STATED GOAL:
Count the lines containing "blue". Give the number alone.
══ DATA FOR PROCESSING
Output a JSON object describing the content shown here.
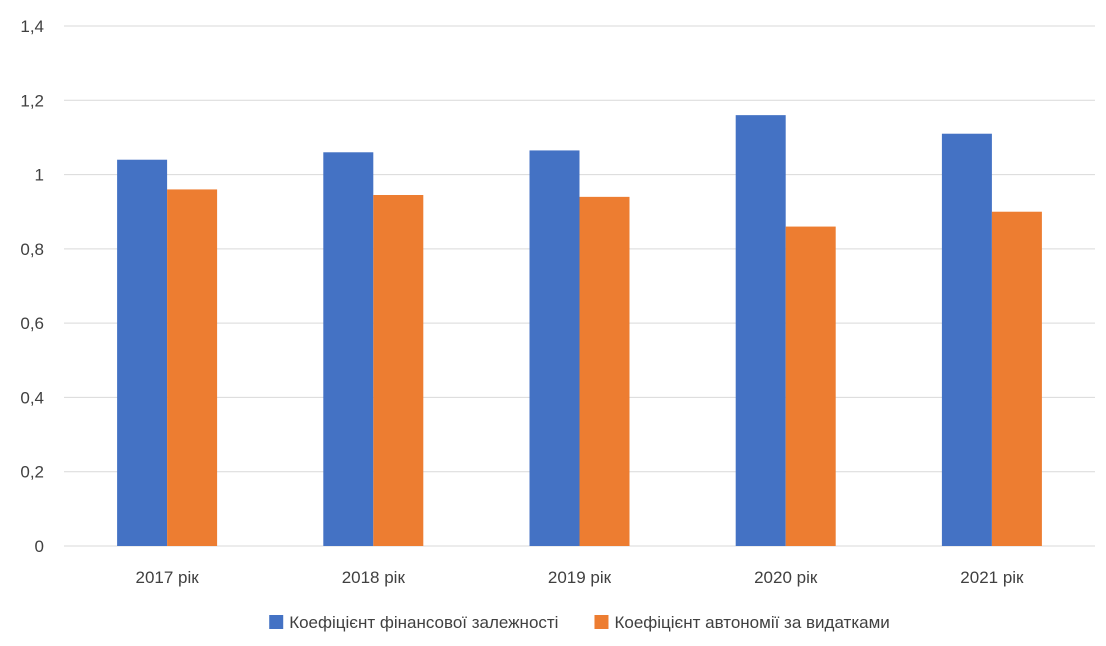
{
  "chart_data": {
    "type": "bar",
    "categories": [
      "2017 рік",
      "2018 рік",
      "2019 рік",
      "2020 рік",
      "2021 рік"
    ],
    "series": [
      {
        "name": "Коефіцієнт фінансової залежності",
        "values": [
          1.04,
          1.06,
          1.065,
          1.16,
          1.11
        ],
        "color": "#4472c4"
      },
      {
        "name": "Коефіцієнт автономії за видатками",
        "values": [
          0.96,
          0.945,
          0.94,
          0.86,
          0.9
        ],
        "color": "#ed7d31"
      }
    ],
    "y_ticks": [
      "0",
      "0,2",
      "0,4",
      "0,6",
      "0,8",
      "1",
      "1,2",
      "1,4"
    ],
    "ylim": [
      0,
      1.4
    ],
    "grid": true,
    "legend_position": "bottom"
  }
}
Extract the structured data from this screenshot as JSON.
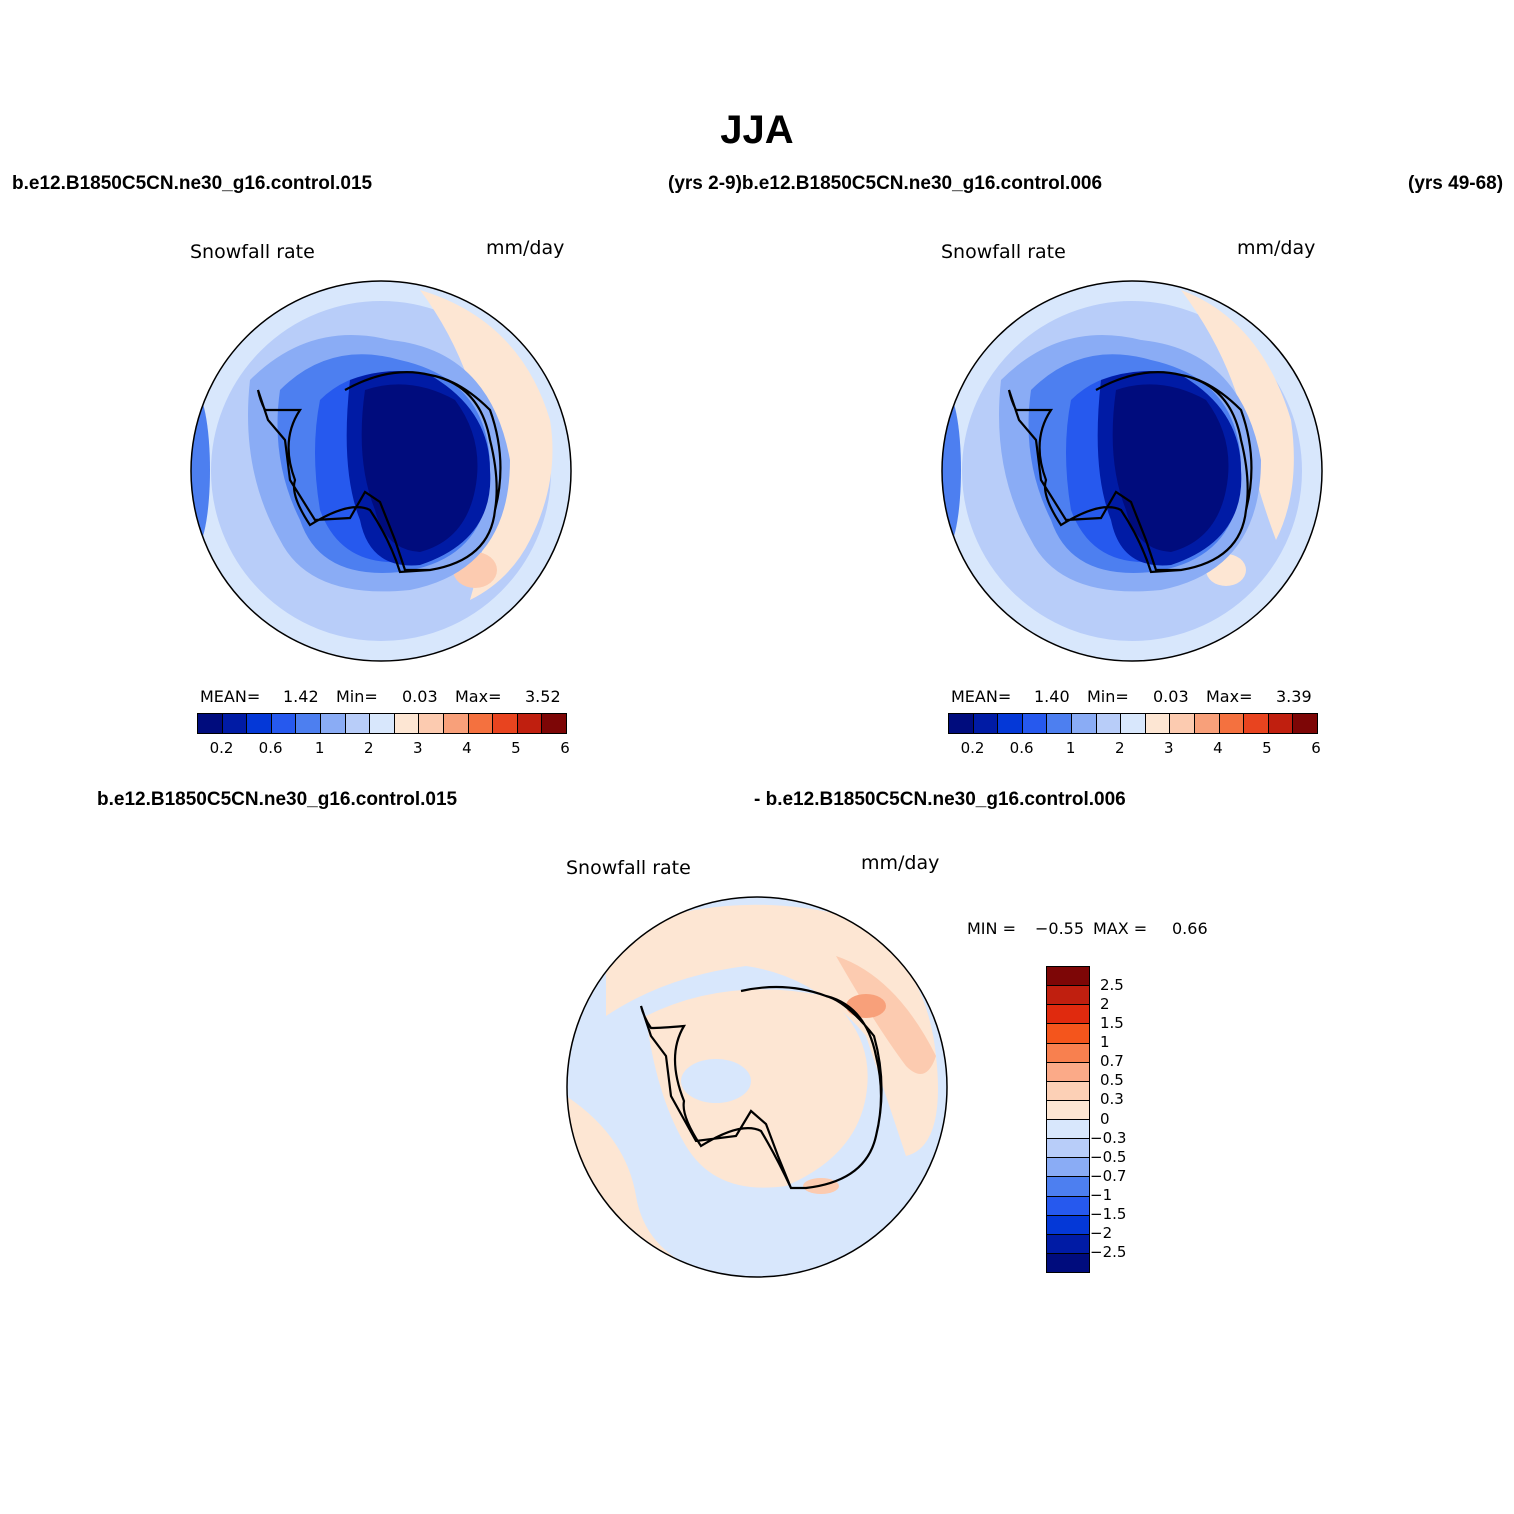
{
  "title": "JJA",
  "headers": {
    "left": "b.e12.B1850C5CN.ne30_g16.control.015",
    "middle": "(yrs 2-9)b.e12.B1850C5CN.ne30_g16.control.006",
    "right": "(yrs 49-68)",
    "diff_left": "b.e12.B1850C5CN.ne30_g16.control.015",
    "diff_right": "- b.e12.B1850C5CN.ne30_g16.control.006"
  },
  "panels": [
    {
      "field": "Snowfall rate",
      "units": "mm/day",
      "mean_label": "MEAN=",
      "mean": "1.42",
      "min_label": "Min=",
      "min": "0.03",
      "max_label": "Max=",
      "max": "3.52"
    },
    {
      "field": "Snowfall rate",
      "units": "mm/day",
      "mean_label": "MEAN=",
      "mean": "1.40",
      "min_label": "Min=",
      "min": "0.03",
      "max_label": "Max=",
      "max": "3.39"
    }
  ],
  "diff_panel": {
    "field": "Snowfall rate",
    "units": "mm/day",
    "min_label": "MIN =",
    "min": "−0.55",
    "max_label": "MAX =",
    "max": "0.66"
  },
  "abs_colorbar": {
    "colors": [
      "#000c7d",
      "#001ba5",
      "#0438d7",
      "#2659ee",
      "#4d7ff0",
      "#8aacf5",
      "#b8cdf9",
      "#d8e7fc",
      "#fde6d3",
      "#fccbb0",
      "#f8a07a",
      "#f4713f",
      "#e8441f",
      "#c01f0f",
      "#7d0606"
    ],
    "tick_labels": [
      "0.2",
      "0.6",
      "1",
      "2",
      "3",
      "4",
      "5",
      "6"
    ]
  },
  "diff_colorbar": {
    "colors_top_to_bottom": [
      "#7d0606",
      "#c01f0f",
      "#e02a0e",
      "#f4551c",
      "#f8804f",
      "#fbaa88",
      "#fcd0b6",
      "#fde6d3",
      "#d8e7fc",
      "#b8cdf9",
      "#8aacf5",
      "#4d7ff0",
      "#2659ee",
      "#0438d7",
      "#001ba5",
      "#000c7d"
    ],
    "labels": [
      "2.5",
      "2",
      "1.5",
      "1",
      "0.7",
      "0.5",
      "0.3",
      "0",
      "−0.3",
      "−0.5",
      "−0.7",
      "−1",
      "−1.5",
      "−2",
      "−2.5"
    ]
  },
  "map_data": {
    "projection": "south-polar-stereographic",
    "region": "Antarctica / Southern Ocean",
    "abs_pattern": "highest snowfall values over Southern Ocean rim (blue shades 1–2 mm/day), lowest over Antarctic interior (dark blue <0.2); light orange patches (2–3 mm/day) east of Antarctica",
    "diff_pattern": "mostly near zero (light blue / light orange) with positive patch (0.3–0.7) northeast of Antarctica"
  }
}
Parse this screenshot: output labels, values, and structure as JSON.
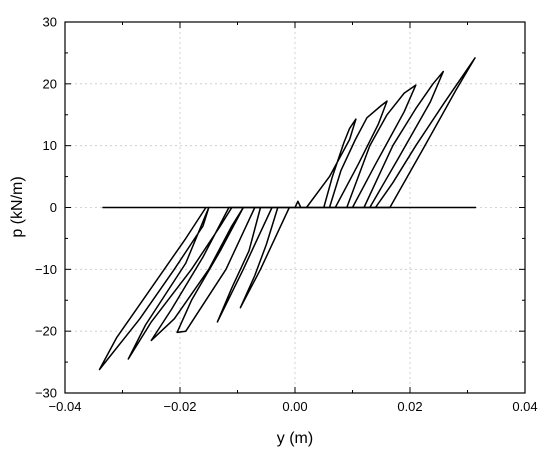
{
  "chart_data": {
    "type": "line",
    "title": "",
    "xlabel": "y (m)",
    "ylabel": "p (kN/m)",
    "xlim": [
      -0.04,
      0.04
    ],
    "ylim": [
      -30,
      30
    ],
    "xticks": [
      -0.04,
      -0.02,
      0.0,
      0.02,
      0.04
    ],
    "yticks": [
      -30,
      -20,
      -10,
      0,
      10,
      20,
      30
    ],
    "xtick_labels": [
      "−0.04",
      "−0.02",
      "0.00",
      "0.02",
      "0.04"
    ],
    "ytick_labels": [
      "−30",
      "−20",
      "−10",
      "0",
      "10",
      "20",
      "30"
    ],
    "grid": true,
    "grid_style": "dotted",
    "line_color": "#000000",
    "series": [
      {
        "values": [
          [
            0.0,
            0.0
          ],
          [
            0.0005,
            1.0
          ],
          [
            0.001,
            0.0
          ],
          [
            0.005,
            0.0
          ],
          [
            0.0065,
            5.0
          ],
          [
            0.0085,
            10.5
          ],
          [
            0.0095,
            12.8
          ],
          [
            0.0106,
            14.3
          ],
          [
            0.0095,
            11.0
          ],
          [
            0.006,
            5.0
          ],
          [
            0.002,
            0.0
          ],
          [
            -0.001,
            0.0
          ],
          [
            -0.003,
            -4.0
          ],
          [
            -0.006,
            -10.0
          ],
          [
            -0.0095,
            -16.2
          ],
          [
            -0.007,
            -11.0
          ],
          [
            -0.005,
            -6.0
          ],
          [
            -0.003,
            0.0
          ],
          [
            0.006,
            0.0
          ],
          [
            0.008,
            6.0
          ],
          [
            0.0105,
            11.0
          ],
          [
            0.0125,
            14.5
          ],
          [
            0.015,
            16.5
          ],
          [
            0.016,
            17.2
          ],
          [
            0.0145,
            13.5
          ],
          [
            0.011,
            7.0
          ],
          [
            0.007,
            0.0
          ],
          [
            -0.004,
            0.0
          ],
          [
            -0.006,
            -4.0
          ],
          [
            -0.009,
            -10.0
          ],
          [
            -0.0135,
            -18.5
          ],
          [
            -0.011,
            -13.0
          ],
          [
            -0.008,
            -7.0
          ],
          [
            -0.006,
            0.0
          ],
          [
            0.009,
            0.0
          ],
          [
            0.011,
            5.0
          ],
          [
            0.013,
            10.0
          ],
          [
            0.016,
            15.0
          ],
          [
            0.019,
            18.5
          ],
          [
            0.021,
            19.8
          ],
          [
            0.019,
            15.5
          ],
          [
            0.014,
            7.0
          ],
          [
            0.01,
            0.0
          ],
          [
            -0.007,
            0.0
          ],
          [
            -0.009,
            -4.0
          ],
          [
            -0.012,
            -10.0
          ],
          [
            -0.019,
            -20.0
          ],
          [
            -0.0205,
            -20.2
          ],
          [
            -0.018,
            -15.0
          ],
          [
            -0.013,
            -7.0
          ],
          [
            -0.009,
            0.0
          ],
          [
            0.012,
            0.0
          ],
          [
            0.014,
            4.0
          ],
          [
            0.017,
            10.0
          ],
          [
            0.021,
            16.0
          ],
          [
            0.024,
            20.0
          ],
          [
            0.0258,
            22.0
          ],
          [
            0.0235,
            17.0
          ],
          [
            0.018,
            8.0
          ],
          [
            0.013,
            0.0
          ],
          [
            -0.009,
            0.0
          ],
          [
            -0.011,
            -3.0
          ],
          [
            -0.015,
            -10.0
          ],
          [
            -0.021,
            -18.0
          ],
          [
            -0.025,
            -21.5
          ],
          [
            -0.0215,
            -16.5
          ],
          [
            -0.016,
            -8.0
          ],
          [
            -0.0115,
            0.0
          ],
          [
            0.014,
            0.0
          ],
          [
            0.017,
            4.0
          ],
          [
            0.021,
            10.0
          ],
          [
            0.026,
            17.0
          ],
          [
            0.0313,
            24.2
          ],
          [
            0.028,
            19.0
          ],
          [
            0.022,
            9.0
          ],
          [
            0.0165,
            0.0
          ],
          [
            -0.011,
            0.0
          ],
          [
            -0.013,
            -3.0
          ],
          [
            -0.018,
            -10.0
          ],
          [
            -0.025,
            -18.5
          ],
          [
            -0.029,
            -24.5
          ],
          [
            -0.026,
            -19.0
          ],
          [
            -0.019,
            -9.0
          ],
          [
            -0.015,
            0.0
          ],
          [
            -0.016,
            -3.0
          ],
          [
            -0.021,
            -10.0
          ],
          [
            -0.027,
            -18.0
          ],
          [
            -0.034,
            -26.2
          ],
          [
            -0.031,
            -21.0
          ],
          [
            -0.025,
            -13.0
          ],
          [
            -0.019,
            -5.0
          ],
          [
            -0.0155,
            0.0
          ]
        ]
      },
      {
        "values": [
          [
            -0.0335,
            0.0
          ],
          [
            0.0315,
            0.0
          ]
        ]
      }
    ]
  }
}
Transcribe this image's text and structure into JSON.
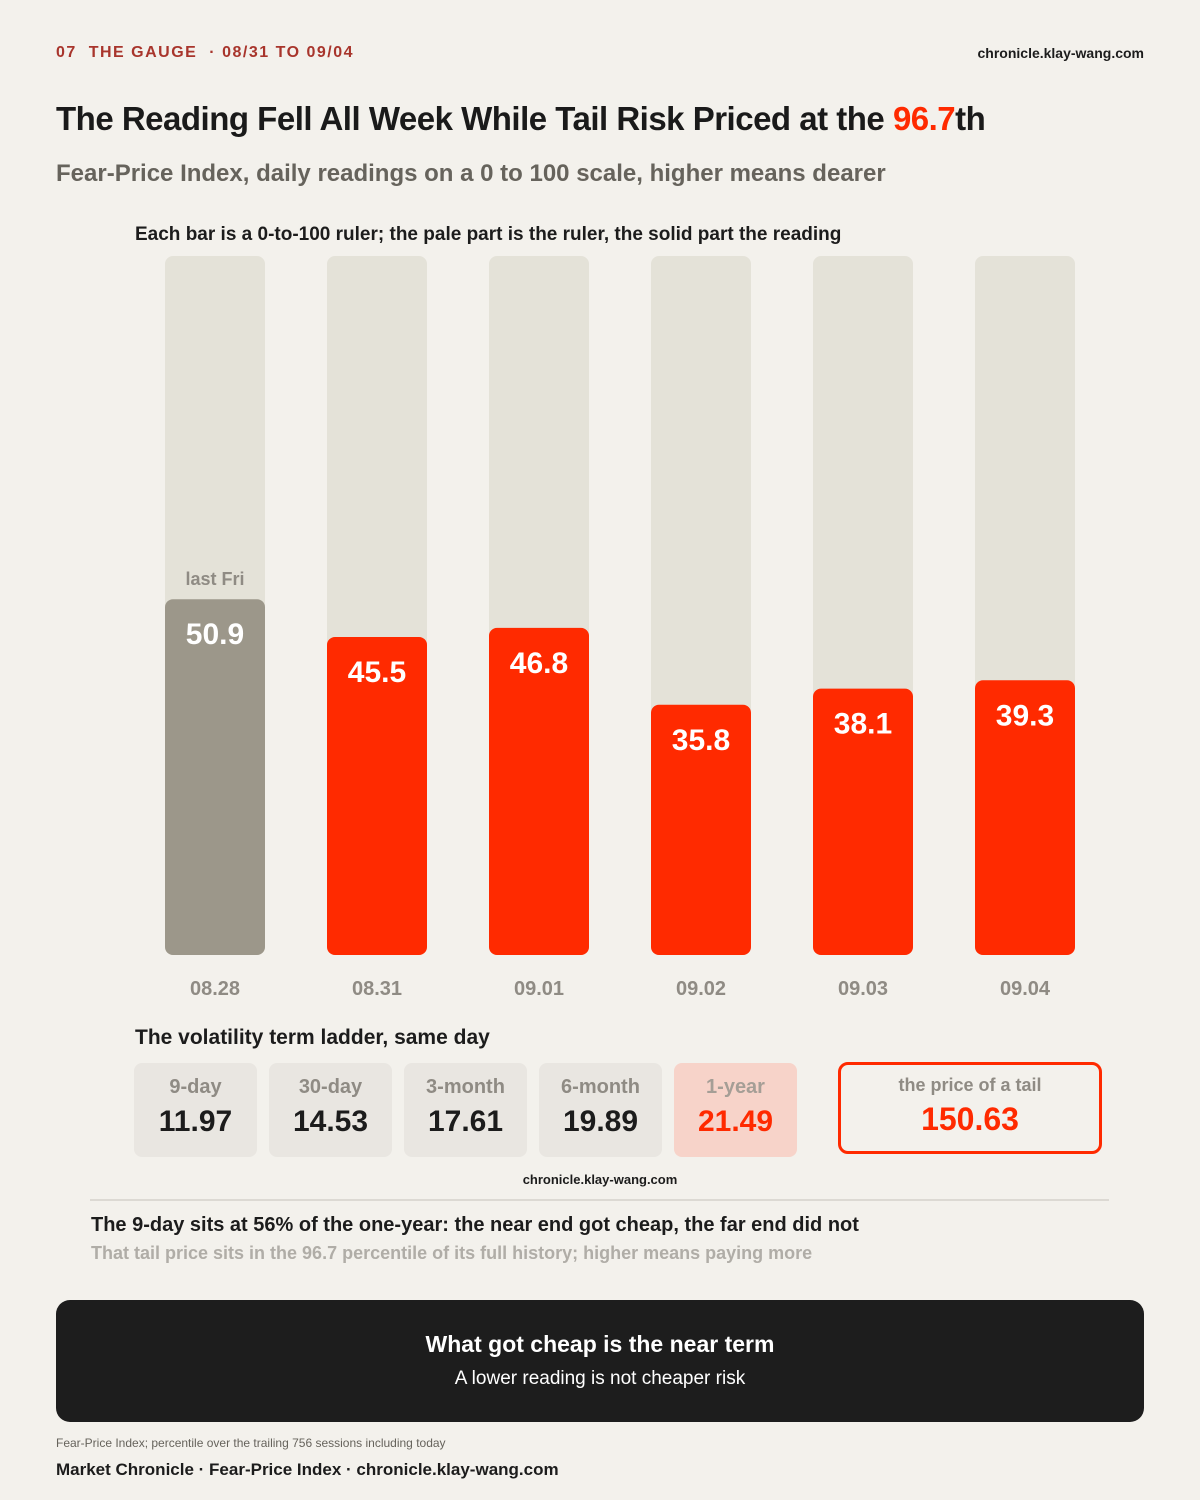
════
RESULT:
2